- Recorded data:
---+---
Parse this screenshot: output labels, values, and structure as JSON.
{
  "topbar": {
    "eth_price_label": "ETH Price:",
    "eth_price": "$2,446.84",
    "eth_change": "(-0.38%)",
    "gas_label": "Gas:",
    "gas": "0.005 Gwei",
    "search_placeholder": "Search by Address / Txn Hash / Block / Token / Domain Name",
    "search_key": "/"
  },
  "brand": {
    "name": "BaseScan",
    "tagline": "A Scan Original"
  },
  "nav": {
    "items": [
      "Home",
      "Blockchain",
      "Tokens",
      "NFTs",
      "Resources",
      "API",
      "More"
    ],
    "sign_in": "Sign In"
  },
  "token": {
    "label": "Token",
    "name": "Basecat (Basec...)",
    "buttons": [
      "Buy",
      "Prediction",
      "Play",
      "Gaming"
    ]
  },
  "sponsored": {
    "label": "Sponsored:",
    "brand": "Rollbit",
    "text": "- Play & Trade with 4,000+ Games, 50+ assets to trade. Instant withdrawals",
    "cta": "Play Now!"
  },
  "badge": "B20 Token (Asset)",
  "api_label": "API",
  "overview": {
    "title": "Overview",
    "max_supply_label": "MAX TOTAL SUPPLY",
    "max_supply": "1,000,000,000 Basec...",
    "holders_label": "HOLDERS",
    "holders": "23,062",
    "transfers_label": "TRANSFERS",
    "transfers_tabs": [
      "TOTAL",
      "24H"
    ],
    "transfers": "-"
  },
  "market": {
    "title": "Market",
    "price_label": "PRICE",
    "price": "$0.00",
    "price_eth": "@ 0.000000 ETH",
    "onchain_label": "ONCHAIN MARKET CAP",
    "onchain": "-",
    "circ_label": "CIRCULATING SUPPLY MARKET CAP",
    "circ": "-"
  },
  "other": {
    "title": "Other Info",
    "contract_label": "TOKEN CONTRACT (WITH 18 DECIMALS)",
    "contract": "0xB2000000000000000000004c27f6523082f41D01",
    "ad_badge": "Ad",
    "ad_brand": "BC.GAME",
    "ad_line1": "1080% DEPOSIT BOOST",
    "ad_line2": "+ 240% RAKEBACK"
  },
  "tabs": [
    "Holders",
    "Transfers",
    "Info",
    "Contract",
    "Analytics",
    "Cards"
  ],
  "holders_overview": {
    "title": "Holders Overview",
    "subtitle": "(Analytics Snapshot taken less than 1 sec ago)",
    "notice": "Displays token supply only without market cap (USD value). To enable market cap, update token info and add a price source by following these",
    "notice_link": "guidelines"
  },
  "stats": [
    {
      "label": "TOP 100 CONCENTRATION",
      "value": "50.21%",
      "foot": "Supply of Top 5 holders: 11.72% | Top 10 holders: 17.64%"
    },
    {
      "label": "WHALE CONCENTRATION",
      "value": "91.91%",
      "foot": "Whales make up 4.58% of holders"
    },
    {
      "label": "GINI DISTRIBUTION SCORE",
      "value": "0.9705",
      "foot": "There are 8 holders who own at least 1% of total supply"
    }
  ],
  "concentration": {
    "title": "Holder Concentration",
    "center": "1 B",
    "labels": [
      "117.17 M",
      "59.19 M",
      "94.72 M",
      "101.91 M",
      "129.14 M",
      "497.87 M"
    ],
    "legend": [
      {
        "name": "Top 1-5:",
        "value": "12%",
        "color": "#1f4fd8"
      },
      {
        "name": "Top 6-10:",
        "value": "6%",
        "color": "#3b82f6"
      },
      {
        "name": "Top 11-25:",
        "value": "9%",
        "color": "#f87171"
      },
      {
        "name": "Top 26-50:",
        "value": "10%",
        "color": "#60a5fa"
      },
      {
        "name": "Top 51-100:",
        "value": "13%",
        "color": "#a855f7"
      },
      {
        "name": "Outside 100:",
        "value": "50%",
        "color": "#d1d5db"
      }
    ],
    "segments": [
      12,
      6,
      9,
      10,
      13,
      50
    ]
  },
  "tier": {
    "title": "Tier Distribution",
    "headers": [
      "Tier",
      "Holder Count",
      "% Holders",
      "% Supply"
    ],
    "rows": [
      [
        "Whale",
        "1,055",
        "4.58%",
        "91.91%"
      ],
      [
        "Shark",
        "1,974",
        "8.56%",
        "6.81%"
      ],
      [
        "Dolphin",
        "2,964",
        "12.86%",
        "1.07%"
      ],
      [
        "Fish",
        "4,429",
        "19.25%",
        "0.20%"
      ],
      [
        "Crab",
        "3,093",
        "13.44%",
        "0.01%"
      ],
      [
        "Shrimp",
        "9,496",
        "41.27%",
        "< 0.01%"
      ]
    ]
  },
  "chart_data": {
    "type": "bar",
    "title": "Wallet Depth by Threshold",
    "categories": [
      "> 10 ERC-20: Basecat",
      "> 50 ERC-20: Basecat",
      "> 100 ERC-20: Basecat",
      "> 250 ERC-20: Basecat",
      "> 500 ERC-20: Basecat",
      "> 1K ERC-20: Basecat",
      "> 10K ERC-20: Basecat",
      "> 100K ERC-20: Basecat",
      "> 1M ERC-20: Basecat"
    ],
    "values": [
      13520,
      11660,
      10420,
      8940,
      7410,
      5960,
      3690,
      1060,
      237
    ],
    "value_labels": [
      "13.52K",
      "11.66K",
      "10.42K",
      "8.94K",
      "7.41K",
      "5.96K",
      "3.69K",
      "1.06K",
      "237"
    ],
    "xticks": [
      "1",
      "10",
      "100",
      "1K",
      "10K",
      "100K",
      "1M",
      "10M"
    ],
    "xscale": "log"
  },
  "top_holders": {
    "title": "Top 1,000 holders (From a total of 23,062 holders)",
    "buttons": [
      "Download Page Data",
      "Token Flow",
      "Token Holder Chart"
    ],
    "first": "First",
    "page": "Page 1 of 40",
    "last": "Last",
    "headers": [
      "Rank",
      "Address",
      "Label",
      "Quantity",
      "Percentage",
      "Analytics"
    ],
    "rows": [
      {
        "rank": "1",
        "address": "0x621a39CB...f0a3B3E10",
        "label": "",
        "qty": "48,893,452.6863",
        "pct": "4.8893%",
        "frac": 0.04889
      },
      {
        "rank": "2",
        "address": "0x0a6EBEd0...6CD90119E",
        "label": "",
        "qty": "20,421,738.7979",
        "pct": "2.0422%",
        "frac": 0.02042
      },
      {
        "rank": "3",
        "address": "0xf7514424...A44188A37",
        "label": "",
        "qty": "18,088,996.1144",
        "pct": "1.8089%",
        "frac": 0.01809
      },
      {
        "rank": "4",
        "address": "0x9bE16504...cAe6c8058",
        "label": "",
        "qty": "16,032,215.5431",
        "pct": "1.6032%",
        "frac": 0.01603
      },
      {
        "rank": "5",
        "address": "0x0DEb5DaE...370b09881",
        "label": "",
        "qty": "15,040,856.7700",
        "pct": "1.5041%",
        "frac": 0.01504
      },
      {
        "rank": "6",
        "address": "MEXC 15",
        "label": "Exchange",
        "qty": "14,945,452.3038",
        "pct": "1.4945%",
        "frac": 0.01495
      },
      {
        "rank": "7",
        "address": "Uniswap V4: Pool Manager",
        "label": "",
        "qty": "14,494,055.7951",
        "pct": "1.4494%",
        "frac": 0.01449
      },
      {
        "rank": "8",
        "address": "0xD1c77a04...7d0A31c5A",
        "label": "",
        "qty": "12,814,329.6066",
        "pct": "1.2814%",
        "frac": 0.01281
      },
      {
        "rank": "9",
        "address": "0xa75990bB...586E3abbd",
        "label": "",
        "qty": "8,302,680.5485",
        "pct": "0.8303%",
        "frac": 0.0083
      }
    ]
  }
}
---+---
- GIVEN EXERCISE: Copy the material above back out, exactly as written.

- TASK ANSWER:
Parse this screenshot: output labels, values, and structure as JSON.
{
  "topbar": {
    "eth_price_label": "ETH Price:",
    "eth_price": "$2,446.84",
    "eth_change": "(-0.38%)",
    "gas_label": "Gas:",
    "gas": "0.005 Gwei",
    "search_placeholder": "Search by Address / Txn Hash / Block / Token / Domain Name",
    "search_key": "/"
  },
  "brand": {
    "name": "BaseScan",
    "tagline": "A Scan Original"
  },
  "nav": {
    "items": [
      "Home",
      "Blockchain",
      "Tokens",
      "NFTs",
      "Resources",
      "API",
      "More"
    ],
    "sign_in": "Sign In"
  },
  "token": {
    "label": "Token",
    "name": "Basecat (Basec...)",
    "buttons": [
      "Buy",
      "Prediction",
      "Play",
      "Gaming"
    ]
  },
  "sponsored": {
    "label": "Sponsored:",
    "brand": "Rollbit",
    "text": "- Play & Trade with 4,000+ Games, 50+ assets to trade. Instant withdrawals",
    "cta": "Play Now!"
  },
  "badge": "B20 Token (Asset)",
  "api_label": "API",
  "overview": {
    "title": "Overview",
    "max_supply_label": "MAX TOTAL SUPPLY",
    "max_supply": "1,000,000,000 Basec...",
    "holders_label": "HOLDERS",
    "holders": "23,062",
    "transfers_label": "TRANSFERS",
    "transfers_tabs": [
      "TOTAL",
      "24H"
    ],
    "transfers": "-"
  },
  "market": {
    "title": "Market",
    "price_label": "PRICE",
    "price": "$0.00",
    "price_eth": "@ 0.000000 ETH",
    "onchain_label": "ONCHAIN MARKET CAP",
    "onchain": "-",
    "circ_label": "CIRCULATING SUPPLY MARKET CAP",
    "circ": "-"
  },
  "other": {
    "title": "Other Info",
    "contract_label": "TOKEN CONTRACT (WITH 18 DECIMALS)",
    "contract": "0xB2000000000000000000004c27f6523082f41D01",
    "ad_badge": "Ad",
    "ad_brand": "BC.GAME",
    "ad_line1": "1080% DEPOSIT BOOST",
    "ad_line2": "+ 240% RAKEBACK"
  },
  "tabs": [
    "Holders",
    "Transfers",
    "Info",
    "Contract",
    "Analytics",
    "Cards"
  ],
  "holders_overview": {
    "title": "Holders Overview",
    "subtitle": "(Analytics Snapshot taken less than 1 sec ago)",
    "notice": "Displays token supply only without market cap (USD value). To enable market cap, update token info and add a price source by following these",
    "notice_link": "guidelines"
  },
  "stats": [
    {
      "label": "TOP 100 CONCENTRATION",
      "value": "50.21%",
      "foot": "Supply of Top 5 holders: 11.72% | Top 10 holders: 17.64%"
    },
    {
      "label": "WHALE CONCENTRATION",
      "value": "91.91%",
      "foot": "Whales make up 4.58% of holders"
    },
    {
      "label": "GINI DISTRIBUTION SCORE",
      "value": "0.9705",
      "foot": "There are 8 holders who own at least 1% of total supply"
    }
  ],
  "concentration": {
    "title": "Holder Concentration",
    "center": "1 B",
    "labels": [
      "117.17 M",
      "59.19 M",
      "94.72 M",
      "101.91 M",
      "129.14 M",
      "497.87 M"
    ],
    "legend": [
      {
        "name": "Top 1-5:",
        "value": "12%",
        "color": "#1f4fd8"
      },
      {
        "name": "Top 6-10:",
        "value": "6%",
        "color": "#3b82f6"
      },
      {
        "name": "Top 11-25:",
        "value": "9%",
        "color": "#f87171"
      },
      {
        "name": "Top 26-50:",
        "value": "10%",
        "color": "#60a5fa"
      },
      {
        "name": "Top 51-100:",
        "value": "13%",
        "color": "#a855f7"
      },
      {
        "name": "Outside 100:",
        "value": "50%",
        "color": "#d1d5db"
      }
    ],
    "segments": [
      12,
      6,
      9,
      10,
      13,
      50
    ]
  },
  "tier": {
    "title": "Tier Distribution",
    "headers": [
      "Tier",
      "Holder Count",
      "% Holders",
      "% Supply"
    ],
    "rows": [
      [
        "Whale",
        "1,055",
        "4.58%",
        "91.91%"
      ],
      [
        "Shark",
        "1,974",
        "8.56%",
        "6.81%"
      ],
      [
        "Dolphin",
        "2,964",
        "12.86%",
        "1.07%"
      ],
      [
        "Fish",
        "4,429",
        "19.25%",
        "0.20%"
      ],
      [
        "Crab",
        "3,093",
        "13.44%",
        "0.01%"
      ],
      [
        "Shrimp",
        "9,496",
        "41.27%",
        "< 0.01%"
      ]
    ]
  },
  "chart_data": {
    "type": "bar",
    "title": "Wallet Depth by Threshold",
    "categories": [
      "> 10 ERC-20: Basecat",
      "> 50 ERC-20: Basecat",
      "> 100 ERC-20: Basecat",
      "> 250 ERC-20: Basecat",
      "> 500 ERC-20: Basecat",
      "> 1K ERC-20: Basecat",
      "> 10K ERC-20: Basecat",
      "> 100K ERC-20: Basecat",
      "> 1M ERC-20: Basecat"
    ],
    "values": [
      13520,
      11660,
      10420,
      8940,
      7410,
      5960,
      3690,
      1060,
      237
    ],
    "value_labels": [
      "13.52K",
      "11.66K",
      "10.42K",
      "8.94K",
      "7.41K",
      "5.96K",
      "3.69K",
      "1.06K",
      "237"
    ],
    "xticks": [
      "1",
      "10",
      "100",
      "1K",
      "10K",
      "100K",
      "1M",
      "10M"
    ],
    "xscale": "log"
  },
  "top_holders": {
    "title": "Top 1,000 holders (From a total of 23,062 holders)",
    "buttons": [
      "Download Page Data",
      "Token Flow",
      "Token Holder Chart"
    ],
    "first": "First",
    "page": "Page 1 of 40",
    "last": "Last",
    "headers": [
      "Rank",
      "Address",
      "Label",
      "Quantity",
      "Percentage",
      "Analytics"
    ],
    "rows": [
      {
        "rank": "1",
        "address": "0x621a39CB...f0a3B3E10",
        "label": "",
        "qty": "48,893,452.6863",
        "pct": "4.8893%",
        "frac": 0.04889
      },
      {
        "rank": "2",
        "address": "0x0a6EBEd0...6CD90119E",
        "label": "",
        "qty": "20,421,738.7979",
        "pct": "2.0422%",
        "frac": 0.02042
      },
      {
        "rank": "3",
        "address": "0xf7514424...A44188A37",
        "label": "",
        "qty": "18,088,996.1144",
        "pct": "1.8089%",
        "frac": 0.01809
      },
      {
        "rank": "4",
        "address": "0x9bE16504...cAe6c8058",
        "label": "",
        "qty": "16,032,215.5431",
        "pct": "1.6032%",
        "frac": 0.01603
      },
      {
        "rank": "5",
        "address": "0x0DEb5DaE...370b09881",
        "label": "",
        "qty": "15,040,856.7700",
        "pct": "1.5041%",
        "frac": 0.01504
      },
      {
        "rank": "6",
        "address": "MEXC 15",
        "label": "Exchange",
        "qty": "14,945,452.3038",
        "pct": "1.4945%",
        "frac": 0.01495
      },
      {
        "rank": "7",
        "address": "Uniswap V4: Pool Manager",
        "label": "",
        "qty": "14,494,055.7951",
        "pct": "1.4494%",
        "frac": 0.01449
      },
      {
        "rank": "8",
        "address": "0xD1c77a04...7d0A31c5A",
        "label": "",
        "qty": "12,814,329.6066",
        "pct": "1.2814%",
        "frac": 0.01281
      },
      {
        "rank": "9",
        "address": "0xa75990bB...586E3abbd",
        "label": "",
        "qty": "8,302,680.5485",
        "pct": "0.8303%",
        "frac": 0.0083
      }
    ]
  }
}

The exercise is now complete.